_Exercise inputs:_
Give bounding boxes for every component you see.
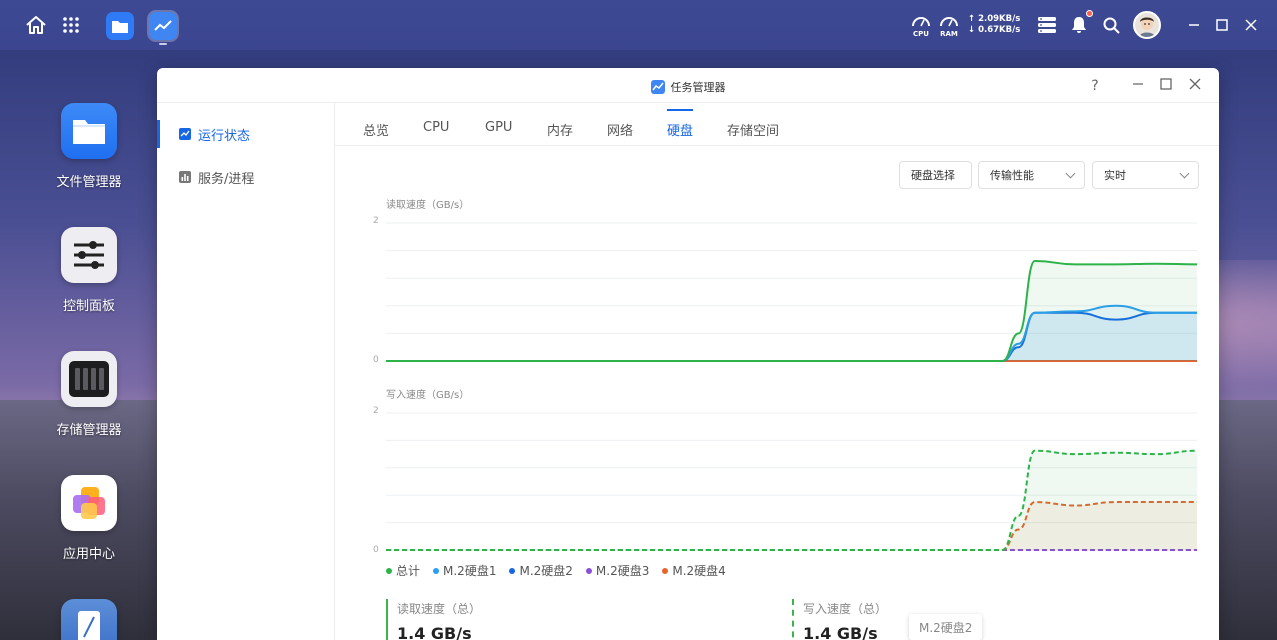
network-speed[interactable]: ↑ 2.09KB/s ↓ 0.67KB/s bbox=[968, 14, 1020, 36]
read-speed-stat-label: 读取速度（总） bbox=[397, 602, 482, 616]
taskbar-task-manager[interactable] bbox=[147, 10, 179, 42]
read-speed-stat-value: 1.4 GB/s bbox=[397, 624, 472, 640]
write-speed-stat: 写入速度（总） 1.4 GB/s bbox=[792, 599, 1172, 640]
download-speed: ↓ 0.67KB/s bbox=[968, 25, 1021, 35]
desktop-app-storage-manager[interactable]: 存储管理器 bbox=[48, 351, 130, 438]
app-grid-icon[interactable] bbox=[60, 0, 82, 50]
desktop-app-control-panel[interactable]: 控制面板 bbox=[48, 227, 130, 314]
app-center-icon bbox=[61, 475, 117, 531]
legend-dot bbox=[662, 567, 669, 574]
legend-item-m2-2[interactable]: M.2硬盘2 bbox=[509, 562, 573, 579]
desktop-app-label: 存储管理器 bbox=[56, 423, 122, 438]
server-icon[interactable] bbox=[1036, 0, 1058, 50]
legend-item-m2-4[interactable]: M.2硬盘4 bbox=[662, 562, 726, 579]
notification-badge bbox=[1086, 10, 1093, 17]
desktop-app-partial[interactable] bbox=[48, 599, 130, 640]
speedometer-icon bbox=[912, 17, 930, 27]
legend-item-total[interactable]: 总计 bbox=[386, 562, 420, 579]
disk-charts bbox=[385, 222, 1198, 551]
notebook-icon bbox=[61, 599, 117, 640]
legend-label: M.2硬盘4 bbox=[672, 564, 726, 578]
cpu-gauge-label: CPU bbox=[913, 30, 929, 38]
user-avatar[interactable] bbox=[1133, 11, 1161, 39]
write-speed-chart bbox=[386, 412, 1198, 551]
ram-gauge-label: RAM bbox=[940, 30, 958, 38]
desktop-app-file-manager[interactable]: 文件管理器 bbox=[48, 103, 130, 190]
desktop-minimize-icon[interactable] bbox=[1185, 0, 1203, 50]
legend-dot bbox=[585, 567, 592, 574]
ram-gauge[interactable]: RAM bbox=[938, 13, 960, 38]
sliders-icon bbox=[61, 227, 117, 283]
legend-label: M.2硬盘2 bbox=[519, 564, 573, 578]
folder-icon bbox=[112, 20, 128, 33]
series-area-total bbox=[386, 450, 1197, 550]
chart-legend: 总计 M.2硬盘1 M.2硬盘2 M.2硬盘3 M.2硬盘4 bbox=[386, 562, 726, 579]
task-manager-window: 任务管理器 ? 运行状态 服务/进程 总览 CPU GPU 内存 网络 硬盘 存… bbox=[157, 68, 1219, 640]
legend-dot bbox=[433, 567, 440, 574]
upload-speed: ↑ 2.09KB/s bbox=[968, 14, 1021, 24]
legend-label: M.2硬盘3 bbox=[595, 564, 650, 578]
search-icon[interactable] bbox=[1101, 0, 1121, 50]
read-speed-chart bbox=[385, 222, 1198, 363]
home-icon[interactable] bbox=[22, 0, 50, 50]
desktop-app-label: 应用中心 bbox=[62, 547, 115, 562]
desktop-app-app-center[interactable]: 应用中心 bbox=[48, 475, 130, 562]
running-indicator bbox=[159, 43, 167, 45]
legend-label: 总计 bbox=[396, 564, 421, 578]
desktop-maximize-icon[interactable] bbox=[1213, 0, 1231, 50]
legend-dot bbox=[509, 567, 516, 574]
top-bar: CPU RAM ↑ 2.09KB/s ↓ 0.67KB/s bbox=[0, 0, 1277, 50]
storage-icon bbox=[61, 351, 117, 407]
cpu-gauge[interactable]: CPU bbox=[910, 13, 932, 38]
legend-label: M.2硬盘1 bbox=[443, 564, 497, 578]
trend-chart-icon bbox=[154, 20, 172, 31]
write-speed-stat-value: 1.4 GB/s bbox=[803, 624, 878, 640]
speedometer-icon bbox=[940, 17, 958, 27]
legend-dot bbox=[386, 567, 392, 574]
legend-item-m2-3[interactable]: M.2硬盘3 bbox=[585, 562, 650, 579]
folder-icon bbox=[61, 103, 117, 159]
chart-tooltip: M.2硬盘2 bbox=[909, 614, 982, 640]
avatar-icon bbox=[1139, 17, 1155, 37]
bell-icon[interactable] bbox=[1069, 0, 1089, 50]
legend-item-m2-1[interactable]: M.2硬盘1 bbox=[433, 562, 496, 579]
series-area-total bbox=[386, 260, 1197, 361]
taskbar-file-manager[interactable] bbox=[106, 12, 134, 40]
desktop-close-icon[interactable] bbox=[1242, 0, 1260, 50]
desktop-app-label: 控制面板 bbox=[62, 299, 115, 314]
desktop-app-label: 文件管理器 bbox=[56, 175, 122, 190]
read-speed-stat: 读取速度（总） 1.4 GB/s bbox=[386, 599, 766, 640]
write-speed-stat-label: 写入速度（总） bbox=[803, 602, 888, 616]
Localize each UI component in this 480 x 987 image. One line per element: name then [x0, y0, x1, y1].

_Directions:_
Return the entries verbatim, starting at the line containing "network-speed[interactable]: ↑ 2.09KB/s" and ending at the line containing "ram-gauge[interactable]: RAM bbox=[938, 13, 960, 38]", with both of those lines included.

_Exercise result:_
network-speed[interactable]: ↑ 2.09KB/s ↓ 0.67KB/s bbox=[968, 14, 1020, 36]
read-speed-stat-label: 读取速度（总） bbox=[397, 602, 482, 616]
taskbar-task-manager[interactable] bbox=[147, 10, 179, 42]
read-speed-stat-value: 1.4 GB/s bbox=[397, 624, 472, 640]
write-speed-stat: 写入速度（总） 1.4 GB/s bbox=[792, 599, 1172, 640]
download-speed: ↓ 0.67KB/s bbox=[968, 25, 1021, 35]
desktop-app-storage-manager[interactable]: 存储管理器 bbox=[48, 351, 130, 438]
app-grid-icon[interactable] bbox=[60, 0, 82, 50]
desktop-app-control-panel[interactable]: 控制面板 bbox=[48, 227, 130, 314]
app-center-icon bbox=[61, 475, 117, 531]
legend-dot bbox=[662, 567, 669, 574]
legend-item-m2-2[interactable]: M.2硬盘2 bbox=[509, 562, 573, 579]
desktop-app-label: 存储管理器 bbox=[56, 423, 122, 438]
server-icon[interactable] bbox=[1036, 0, 1058, 50]
legend-item-m2-4[interactable]: M.2硬盘4 bbox=[662, 562, 726, 579]
notification-badge bbox=[1086, 10, 1093, 17]
desktop-app-partial[interactable] bbox=[48, 599, 130, 640]
speedometer-icon bbox=[912, 17, 930, 27]
legend-item-total[interactable]: 总计 bbox=[386, 562, 420, 579]
disk-charts bbox=[385, 222, 1198, 551]
notebook-icon bbox=[61, 599, 117, 640]
legend-label: M.2硬盘4 bbox=[672, 564, 726, 578]
cpu-gauge-label: CPU bbox=[913, 30, 929, 38]
user-avatar[interactable] bbox=[1133, 11, 1161, 39]
write-speed-chart bbox=[386, 412, 1198, 551]
ram-gauge-label: RAM bbox=[940, 30, 958, 38]
desktop-app-file-manager[interactable]: 文件管理器 bbox=[48, 103, 130, 190]
desktop-minimize-icon[interactable] bbox=[1185, 0, 1203, 50]
legend-dot bbox=[585, 567, 592, 574]
ram-gauge[interactable]: RAM bbox=[938, 13, 960, 38]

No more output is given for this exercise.